**CHALLENGE:**
Set down the full listing exactly, character for character.
+--
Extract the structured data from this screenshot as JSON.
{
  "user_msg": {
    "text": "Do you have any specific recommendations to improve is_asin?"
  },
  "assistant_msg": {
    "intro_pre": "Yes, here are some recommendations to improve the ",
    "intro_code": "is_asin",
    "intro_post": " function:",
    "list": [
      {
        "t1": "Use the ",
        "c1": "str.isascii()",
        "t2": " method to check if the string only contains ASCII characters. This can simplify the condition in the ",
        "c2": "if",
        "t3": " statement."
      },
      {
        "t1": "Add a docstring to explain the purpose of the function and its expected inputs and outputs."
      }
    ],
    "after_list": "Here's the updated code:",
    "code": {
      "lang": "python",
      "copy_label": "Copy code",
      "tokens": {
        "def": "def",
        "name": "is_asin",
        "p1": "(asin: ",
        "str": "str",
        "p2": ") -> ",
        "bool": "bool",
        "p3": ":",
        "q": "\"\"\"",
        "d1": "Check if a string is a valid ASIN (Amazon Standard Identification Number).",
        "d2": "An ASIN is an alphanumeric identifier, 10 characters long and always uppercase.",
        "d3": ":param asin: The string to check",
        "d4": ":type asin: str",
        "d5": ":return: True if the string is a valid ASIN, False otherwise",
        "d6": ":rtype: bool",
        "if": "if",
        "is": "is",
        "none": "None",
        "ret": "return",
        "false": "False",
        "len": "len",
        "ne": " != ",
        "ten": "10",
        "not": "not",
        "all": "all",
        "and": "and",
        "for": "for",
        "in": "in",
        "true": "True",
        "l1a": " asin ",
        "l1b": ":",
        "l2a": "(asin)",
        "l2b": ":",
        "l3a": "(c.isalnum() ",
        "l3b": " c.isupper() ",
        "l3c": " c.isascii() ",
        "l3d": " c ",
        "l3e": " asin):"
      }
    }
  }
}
+--
**RESPONSE:**
Extract the structured data from this screenshot as JSON.
{
  "user_msg": {
    "text": "Do you have any specific recommendations to improve is_asin?"
  },
  "assistant_msg": {
    "intro_pre": "Yes, here are some recommendations to improve the ",
    "intro_code": "is_asin",
    "intro_post": " function:",
    "list": [
      {
        "t1": "Use the ",
        "c1": "str.isascii()",
        "t2": " method to check if the string only contains ASCII characters. This can simplify the condition in the ",
        "c2": "if",
        "t3": " statement."
      },
      {
        "t1": "Add a docstring to explain the purpose of the function and its expected inputs and outputs."
      }
    ],
    "after_list": "Here's the updated code:",
    "code": {
      "lang": "python",
      "copy_label": "Copy code",
      "tokens": {
        "def": "def",
        "name": "is_asin",
        "p1": "(asin: ",
        "str": "str",
        "p2": ") -> ",
        "bool": "bool",
        "p3": ":",
        "q": "\"\"\"",
        "d1": "Check if a string is a valid ASIN (Amazon Standard Identification Number).",
        "d2": "An ASIN is an alphanumeric identifier, 10 characters long and always uppercase.",
        "d3": ":param asin: The string to check",
        "d4": ":type asin: str",
        "d5": ":return: True if the string is a valid ASIN, False otherwise",
        "d6": ":rtype: bool",
        "if": "if",
        "is": "is",
        "none": "None",
        "ret": "return",
        "false": "False",
        "len": "len",
        "ne": " != ",
        "ten": "10",
        "not": "not",
        "all": "all",
        "and": "and",
        "for": "for",
        "in": "in",
        "true": "True",
        "l1a": " asin ",
        "l1b": ":",
        "l2a": "(asin)",
        "l2b": ":",
        "l3a": "(c.isalnum() ",
        "l3b": " c.isupper() ",
        "l3c": " c.isascii() ",
        "l3d": " c ",
        "l3e": " asin):"
      }
    }
  }
}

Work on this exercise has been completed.